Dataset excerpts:
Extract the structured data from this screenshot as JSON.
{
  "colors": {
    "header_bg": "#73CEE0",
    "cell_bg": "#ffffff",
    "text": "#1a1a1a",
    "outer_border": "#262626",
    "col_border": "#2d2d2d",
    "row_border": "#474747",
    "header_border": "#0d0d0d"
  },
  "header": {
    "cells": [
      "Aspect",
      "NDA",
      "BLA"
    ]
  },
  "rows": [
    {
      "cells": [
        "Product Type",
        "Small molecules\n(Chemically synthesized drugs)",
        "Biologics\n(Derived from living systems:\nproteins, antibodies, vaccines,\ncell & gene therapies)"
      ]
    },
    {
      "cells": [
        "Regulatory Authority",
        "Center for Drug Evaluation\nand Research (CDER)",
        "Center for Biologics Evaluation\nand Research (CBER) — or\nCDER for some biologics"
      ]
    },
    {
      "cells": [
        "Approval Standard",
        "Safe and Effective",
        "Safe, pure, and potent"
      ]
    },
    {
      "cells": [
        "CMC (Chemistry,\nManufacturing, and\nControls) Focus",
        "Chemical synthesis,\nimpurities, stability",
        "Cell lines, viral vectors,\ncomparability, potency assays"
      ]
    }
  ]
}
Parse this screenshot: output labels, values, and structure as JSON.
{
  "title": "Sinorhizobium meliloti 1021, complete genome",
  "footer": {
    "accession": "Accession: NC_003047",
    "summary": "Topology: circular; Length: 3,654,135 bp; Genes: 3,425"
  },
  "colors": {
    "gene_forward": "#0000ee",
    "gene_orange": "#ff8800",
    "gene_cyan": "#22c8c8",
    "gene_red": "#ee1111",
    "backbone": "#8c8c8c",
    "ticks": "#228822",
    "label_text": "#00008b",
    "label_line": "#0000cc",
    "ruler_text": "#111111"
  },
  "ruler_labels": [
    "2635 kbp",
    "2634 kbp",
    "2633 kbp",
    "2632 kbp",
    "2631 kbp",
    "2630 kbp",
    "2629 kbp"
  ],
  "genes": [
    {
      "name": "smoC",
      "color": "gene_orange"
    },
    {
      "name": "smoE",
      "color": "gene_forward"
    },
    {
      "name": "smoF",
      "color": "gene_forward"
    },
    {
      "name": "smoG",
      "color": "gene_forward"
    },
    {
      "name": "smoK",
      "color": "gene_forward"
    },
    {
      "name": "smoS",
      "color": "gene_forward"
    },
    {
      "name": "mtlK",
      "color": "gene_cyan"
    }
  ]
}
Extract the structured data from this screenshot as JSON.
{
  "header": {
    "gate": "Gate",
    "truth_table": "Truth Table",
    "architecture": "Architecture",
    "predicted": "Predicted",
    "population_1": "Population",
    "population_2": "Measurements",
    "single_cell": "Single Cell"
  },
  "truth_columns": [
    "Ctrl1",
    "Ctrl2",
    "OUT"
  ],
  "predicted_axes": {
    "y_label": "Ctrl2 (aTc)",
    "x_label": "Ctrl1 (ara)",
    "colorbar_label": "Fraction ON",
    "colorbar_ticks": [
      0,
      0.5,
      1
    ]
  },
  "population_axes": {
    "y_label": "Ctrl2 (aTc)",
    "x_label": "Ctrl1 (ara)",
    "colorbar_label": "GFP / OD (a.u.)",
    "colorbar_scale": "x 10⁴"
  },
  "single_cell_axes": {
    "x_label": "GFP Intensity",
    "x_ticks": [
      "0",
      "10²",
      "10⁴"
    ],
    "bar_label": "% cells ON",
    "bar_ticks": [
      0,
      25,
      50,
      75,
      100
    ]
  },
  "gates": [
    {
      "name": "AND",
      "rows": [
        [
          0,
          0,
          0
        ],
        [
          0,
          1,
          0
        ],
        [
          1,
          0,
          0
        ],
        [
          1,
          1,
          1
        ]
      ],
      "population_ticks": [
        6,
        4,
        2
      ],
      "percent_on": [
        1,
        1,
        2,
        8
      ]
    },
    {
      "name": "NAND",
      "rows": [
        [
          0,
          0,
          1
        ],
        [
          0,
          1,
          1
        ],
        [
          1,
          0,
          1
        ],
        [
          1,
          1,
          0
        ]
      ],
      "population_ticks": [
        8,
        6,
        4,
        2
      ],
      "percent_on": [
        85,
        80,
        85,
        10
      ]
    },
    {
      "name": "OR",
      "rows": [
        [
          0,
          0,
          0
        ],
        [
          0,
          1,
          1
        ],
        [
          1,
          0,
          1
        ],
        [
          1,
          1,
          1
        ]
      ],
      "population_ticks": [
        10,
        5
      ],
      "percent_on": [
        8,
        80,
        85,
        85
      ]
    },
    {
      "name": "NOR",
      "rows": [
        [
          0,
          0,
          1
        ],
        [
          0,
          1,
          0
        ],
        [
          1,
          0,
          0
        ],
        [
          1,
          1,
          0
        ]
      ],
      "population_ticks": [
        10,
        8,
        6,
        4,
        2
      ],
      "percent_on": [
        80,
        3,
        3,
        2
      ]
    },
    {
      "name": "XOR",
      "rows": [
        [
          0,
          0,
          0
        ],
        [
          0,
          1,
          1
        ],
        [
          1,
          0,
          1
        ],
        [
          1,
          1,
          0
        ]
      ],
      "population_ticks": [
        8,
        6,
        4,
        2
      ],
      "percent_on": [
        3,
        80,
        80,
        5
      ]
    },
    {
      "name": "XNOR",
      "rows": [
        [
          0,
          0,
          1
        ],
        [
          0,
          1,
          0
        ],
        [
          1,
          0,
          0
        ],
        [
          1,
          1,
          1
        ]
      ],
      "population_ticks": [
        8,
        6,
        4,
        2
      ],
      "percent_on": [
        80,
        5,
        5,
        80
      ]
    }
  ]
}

EXERCISE REQUIREMENTS :: Which lines of the data above contain the string "Safe"? Copy each of them.

EXERCISE SOLUTION ::
        "Safe and Effective",
        "Safe, pure, and potent"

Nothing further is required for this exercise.